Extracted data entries
— start —

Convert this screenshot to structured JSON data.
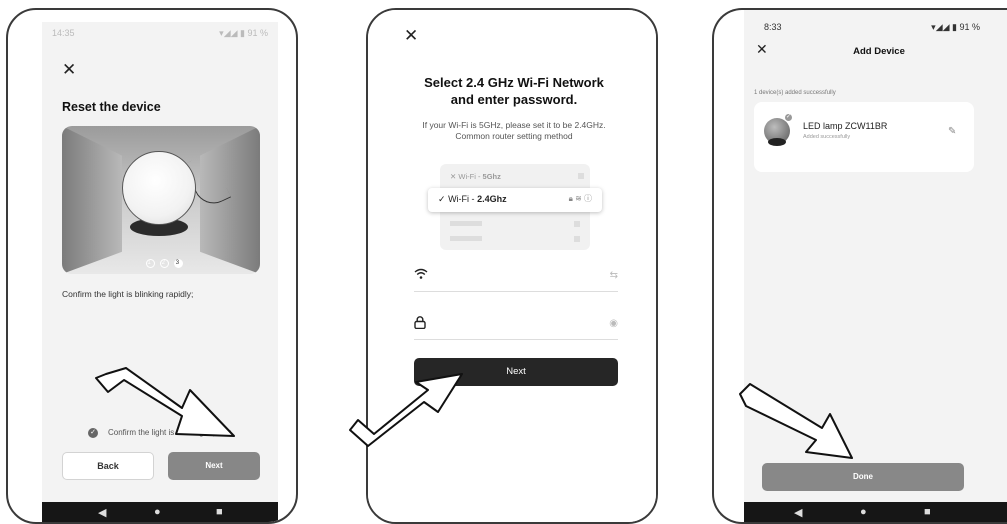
{
  "screen1": {
    "status_time": "14:35",
    "status_icons": "▾◢◢ ▮ 91 %",
    "close_symbol": "✕",
    "title": "Reset the device",
    "pager": [
      "1",
      "2",
      "3"
    ],
    "instruction": "Confirm the light is blinking rapidly;",
    "checkbox_label": "Confirm the light is blinking rapidly;",
    "back_label": "Back",
    "next_label": "Next",
    "nav": {
      "back": "◀",
      "home": "●",
      "recents": "■"
    }
  },
  "screen2": {
    "close_symbol": "✕",
    "title_line1": "Select 2.4 GHz Wi-Fi Network",
    "title_line2": "and enter password.",
    "subtitle_line1": "If your Wi-Fi is 5GHz, please set it to be 2.4GHz.",
    "subtitle_line2": "Common router setting method",
    "wifi_5": {
      "mark": "✕",
      "prefix": "Wi-Fi - ",
      "band": "5Ghz"
    },
    "wifi_24": {
      "mark": "✓",
      "prefix": "Wi-Fi - ",
      "band": "2.4Ghz",
      "icons": "🔒︎ ≋ ⓘ"
    },
    "ssid_icon": "wifi-icon",
    "password_icon": "lock-icon",
    "next_label": "Next"
  },
  "screen3": {
    "status_time": "8:33",
    "status_icons": "▾◢◢ ▮ 91 %",
    "close_symbol": "✕",
    "header": "Add Device",
    "added_summary": "1 device(s) added successfully",
    "device": {
      "name": "LED lamp ZCW11BR",
      "status": "Added successfully"
    },
    "done_label": "Done",
    "nav": {
      "back": "◀",
      "home": "●",
      "recents": "■"
    }
  },
  "colors": {
    "primary_dark": "#262626",
    "disabled_gray": "#878787",
    "screen_bg": "#f3f3f3"
  }
}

— end —

# [Given instruction]
Quote all of the entries word for word, omitting any pictures.

# [Response to this exercise]
Convert this screenshot to structured JSON data.
{
  "screen1": {
    "status_time": "14:35",
    "status_icons": "▾◢◢ ▮ 91 %",
    "close_symbol": "✕",
    "title": "Reset the device",
    "pager": [
      "1",
      "2",
      "3"
    ],
    "instruction": "Confirm the light is blinking rapidly;",
    "checkbox_label": "Confirm the light is blinking rapidly;",
    "back_label": "Back",
    "next_label": "Next",
    "nav": {
      "back": "◀",
      "home": "●",
      "recents": "■"
    }
  },
  "screen2": {
    "close_symbol": "✕",
    "title_line1": "Select 2.4 GHz Wi-Fi Network",
    "title_line2": "and enter password.",
    "subtitle_line1": "If your Wi-Fi is 5GHz, please set it to be 2.4GHz.",
    "subtitle_line2": "Common router setting method",
    "wifi_5": {
      "mark": "✕",
      "prefix": "Wi-Fi - ",
      "band": "5Ghz"
    },
    "wifi_24": {
      "mark": "✓",
      "prefix": "Wi-Fi - ",
      "band": "2.4Ghz",
      "icons": "🔒︎ ≋ ⓘ"
    },
    "ssid_icon": "wifi-icon",
    "password_icon": "lock-icon",
    "next_label": "Next"
  },
  "screen3": {
    "status_time": "8:33",
    "status_icons": "▾◢◢ ▮ 91 %",
    "close_symbol": "✕",
    "header": "Add Device",
    "added_summary": "1 device(s) added successfully",
    "device": {
      "name": "LED lamp ZCW11BR",
      "status": "Added successfully"
    },
    "done_label": "Done",
    "nav": {
      "back": "◀",
      "home": "●",
      "recents": "■"
    }
  },
  "colors": {
    "primary_dark": "#262626",
    "disabled_gray": "#878787",
    "screen_bg": "#f3f3f3"
  }
}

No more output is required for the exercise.